■ DIRECTION
Transcribe the data that follows precisely, omitting nothing.

--- START OF EXCERPTED DATA ---

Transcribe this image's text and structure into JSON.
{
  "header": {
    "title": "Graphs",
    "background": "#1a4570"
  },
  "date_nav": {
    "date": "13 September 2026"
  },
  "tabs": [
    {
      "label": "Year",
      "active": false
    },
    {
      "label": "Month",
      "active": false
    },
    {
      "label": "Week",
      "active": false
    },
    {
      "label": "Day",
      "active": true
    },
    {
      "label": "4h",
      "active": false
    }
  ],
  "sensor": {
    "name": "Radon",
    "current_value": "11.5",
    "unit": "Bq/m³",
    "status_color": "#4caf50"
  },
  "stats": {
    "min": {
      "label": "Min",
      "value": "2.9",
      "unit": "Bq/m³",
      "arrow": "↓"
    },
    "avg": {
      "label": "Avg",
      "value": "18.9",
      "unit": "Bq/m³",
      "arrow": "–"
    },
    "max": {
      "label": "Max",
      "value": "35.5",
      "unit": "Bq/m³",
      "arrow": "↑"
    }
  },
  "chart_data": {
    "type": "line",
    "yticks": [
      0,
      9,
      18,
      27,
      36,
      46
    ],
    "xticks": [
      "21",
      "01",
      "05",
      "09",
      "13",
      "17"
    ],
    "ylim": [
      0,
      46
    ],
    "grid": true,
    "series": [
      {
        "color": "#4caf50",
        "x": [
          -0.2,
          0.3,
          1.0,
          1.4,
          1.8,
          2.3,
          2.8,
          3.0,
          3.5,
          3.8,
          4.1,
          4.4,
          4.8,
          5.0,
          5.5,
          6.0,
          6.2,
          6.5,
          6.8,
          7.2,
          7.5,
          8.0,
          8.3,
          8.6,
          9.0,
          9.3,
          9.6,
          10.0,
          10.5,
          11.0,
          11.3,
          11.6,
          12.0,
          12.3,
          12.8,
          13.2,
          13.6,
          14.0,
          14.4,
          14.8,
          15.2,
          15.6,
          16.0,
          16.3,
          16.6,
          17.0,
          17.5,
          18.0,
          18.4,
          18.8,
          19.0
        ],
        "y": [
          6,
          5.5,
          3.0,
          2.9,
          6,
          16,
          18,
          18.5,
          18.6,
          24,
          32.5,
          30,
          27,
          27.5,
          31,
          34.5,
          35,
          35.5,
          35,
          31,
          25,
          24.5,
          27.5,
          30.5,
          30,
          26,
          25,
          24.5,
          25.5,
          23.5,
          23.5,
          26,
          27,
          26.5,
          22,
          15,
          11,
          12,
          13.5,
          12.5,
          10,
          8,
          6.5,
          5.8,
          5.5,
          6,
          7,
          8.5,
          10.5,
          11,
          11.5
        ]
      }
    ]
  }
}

--- END OF EXCERPTED DATA ---

■ COMPLETE ANSWER
Transcribe this image's text and structure into JSON.
{
  "header": {
    "title": "Graphs",
    "background": "#1a4570"
  },
  "date_nav": {
    "date": "13 September 2026"
  },
  "tabs": [
    {
      "label": "Year",
      "active": false
    },
    {
      "label": "Month",
      "active": false
    },
    {
      "label": "Week",
      "active": false
    },
    {
      "label": "Day",
      "active": true
    },
    {
      "label": "4h",
      "active": false
    }
  ],
  "sensor": {
    "name": "Radon",
    "current_value": "11.5",
    "unit": "Bq/m³",
    "status_color": "#4caf50"
  },
  "stats": {
    "min": {
      "label": "Min",
      "value": "2.9",
      "unit": "Bq/m³",
      "arrow": "↓"
    },
    "avg": {
      "label": "Avg",
      "value": "18.9",
      "unit": "Bq/m³",
      "arrow": "–"
    },
    "max": {
      "label": "Max",
      "value": "35.5",
      "unit": "Bq/m³",
      "arrow": "↑"
    }
  },
  "chart_data": {
    "type": "line",
    "yticks": [
      0,
      9,
      18,
      27,
      36,
      46
    ],
    "xticks": [
      "21",
      "01",
      "05",
      "09",
      "13",
      "17"
    ],
    "ylim": [
      0,
      46
    ],
    "grid": true,
    "series": [
      {
        "color": "#4caf50",
        "x": [
          -0.2,
          0.3,
          1.0,
          1.4,
          1.8,
          2.3,
          2.8,
          3.0,
          3.5,
          3.8,
          4.1,
          4.4,
          4.8,
          5.0,
          5.5,
          6.0,
          6.2,
          6.5,
          6.8,
          7.2,
          7.5,
          8.0,
          8.3,
          8.6,
          9.0,
          9.3,
          9.6,
          10.0,
          10.5,
          11.0,
          11.3,
          11.6,
          12.0,
          12.3,
          12.8,
          13.2,
          13.6,
          14.0,
          14.4,
          14.8,
          15.2,
          15.6,
          16.0,
          16.3,
          16.6,
          17.0,
          17.5,
          18.0,
          18.4,
          18.8,
          19.0
        ],
        "y": [
          6,
          5.5,
          3.0,
          2.9,
          6,
          16,
          18,
          18.5,
          18.6,
          24,
          32.5,
          30,
          27,
          27.5,
          31,
          34.5,
          35,
          35.5,
          35,
          31,
          25,
          24.5,
          27.5,
          30.5,
          30,
          26,
          25,
          24.5,
          25.5,
          23.5,
          23.5,
          26,
          27,
          26.5,
          22,
          15,
          11,
          12,
          13.5,
          12.5,
          10,
          8,
          6.5,
          5.8,
          5.5,
          6,
          7,
          8.5,
          10.5,
          11,
          11.5
        ]
      }
    ]
  }
}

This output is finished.